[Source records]

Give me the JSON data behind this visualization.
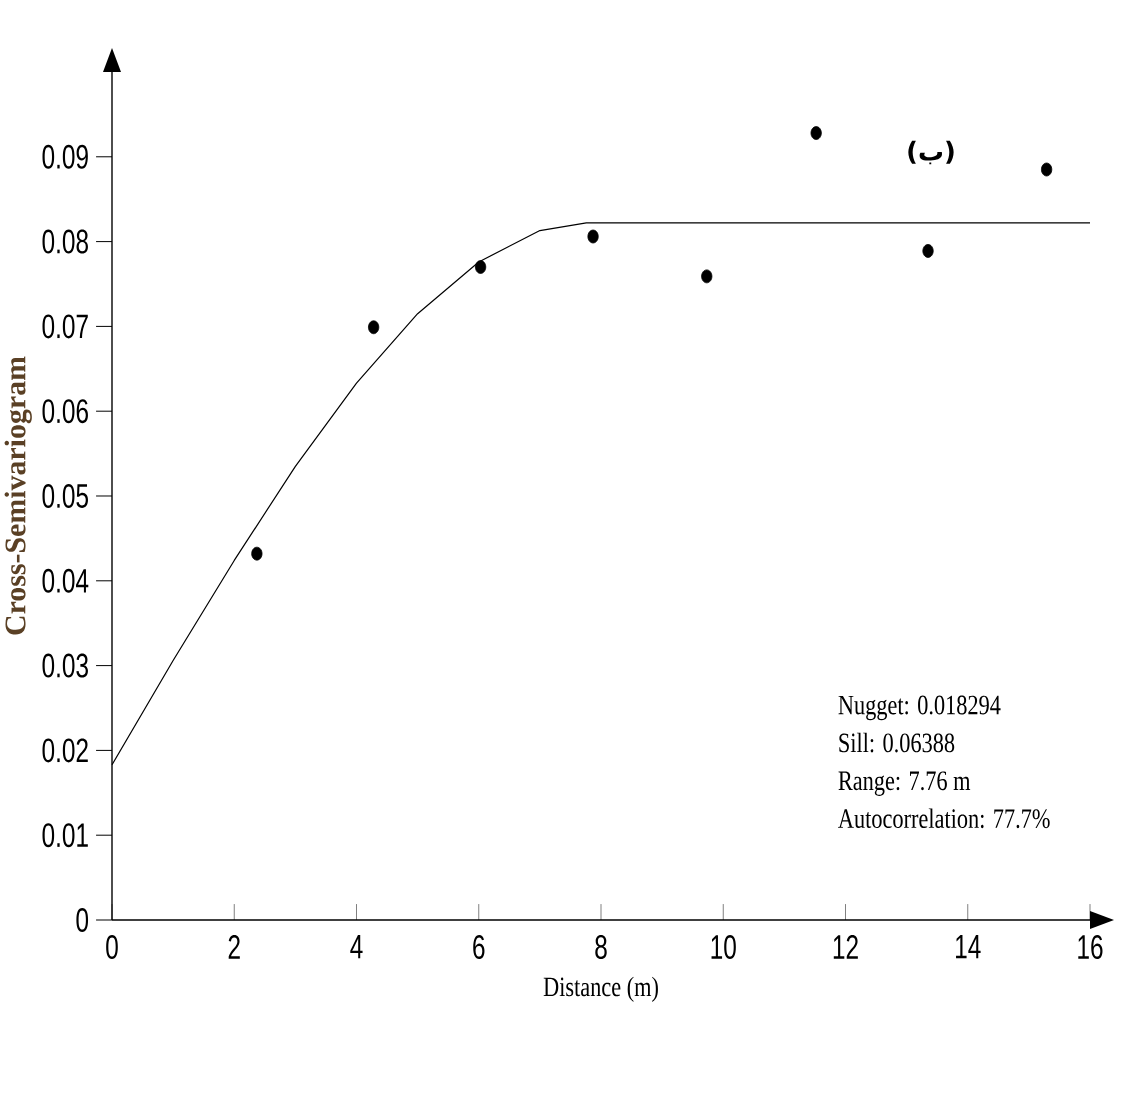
{
  "chart_data": {
    "type": "scatter",
    "xlabel": "Distance (m)",
    "ylabel": "Cross-Semivariogram",
    "xlim": [
      0,
      16
    ],
    "ylim": [
      0,
      0.1
    ],
    "xticks": [
      0,
      2,
      4,
      6,
      8,
      10,
      12,
      14,
      16
    ],
    "yticks": [
      0,
      0.01,
      0.02,
      0.03,
      0.04,
      0.05,
      0.06,
      0.07,
      0.08,
      0.09
    ],
    "series": [
      {
        "color": "#000000",
        "marker": "circle",
        "x": [
          2.37,
          4.28,
          6.03,
          7.87,
          9.73,
          11.52,
          13.35,
          15.29
        ],
        "values": [
          0.0432,
          0.0699,
          0.077,
          0.0806,
          0.0759,
          0.0928,
          0.0789,
          0.0885
        ]
      },
      {
        "type": "line",
        "color": "#000000",
        "marker": "none",
        "x": [
          0,
          1,
          2,
          3,
          4,
          5,
          6,
          7,
          7.76,
          16
        ],
        "values": [
          0.0183,
          0.0306,
          0.0424,
          0.0535,
          0.0633,
          0.0715,
          0.0776,
          0.0813,
          0.0822,
          0.0822
        ]
      }
    ],
    "annotations": [
      "(ب)",
      "Nugget: 0.018294",
      "Sill: 0.06388",
      "Range: 7.76 m",
      "Autocorrelation: 77.7%"
    ]
  }
}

→ Exercise task: Leaving aside the images, write out the entries above word for word.

→ Result:
Give me the JSON data behind this visualization.
{
  "chart_data": {
    "type": "scatter",
    "xlabel": "Distance (m)",
    "ylabel": "Cross-Semivariogram",
    "xlim": [
      0,
      16
    ],
    "ylim": [
      0,
      0.1
    ],
    "xticks": [
      0,
      2,
      4,
      6,
      8,
      10,
      12,
      14,
      16
    ],
    "yticks": [
      0,
      0.01,
      0.02,
      0.03,
      0.04,
      0.05,
      0.06,
      0.07,
      0.08,
      0.09
    ],
    "series": [
      {
        "color": "#000000",
        "marker": "circle",
        "x": [
          2.37,
          4.28,
          6.03,
          7.87,
          9.73,
          11.52,
          13.35,
          15.29
        ],
        "values": [
          0.0432,
          0.0699,
          0.077,
          0.0806,
          0.0759,
          0.0928,
          0.0789,
          0.0885
        ]
      },
      {
        "type": "line",
        "color": "#000000",
        "marker": "none",
        "x": [
          0,
          1,
          2,
          3,
          4,
          5,
          6,
          7,
          7.76,
          16
        ],
        "values": [
          0.0183,
          0.0306,
          0.0424,
          0.0535,
          0.0633,
          0.0715,
          0.0776,
          0.0813,
          0.0822,
          0.0822
        ]
      }
    ],
    "annotations": [
      "(ب)",
      "Nugget: 0.018294",
      "Sill: 0.06388",
      "Range: 7.76 m",
      "Autocorrelation: 77.7%"
    ]
  }
}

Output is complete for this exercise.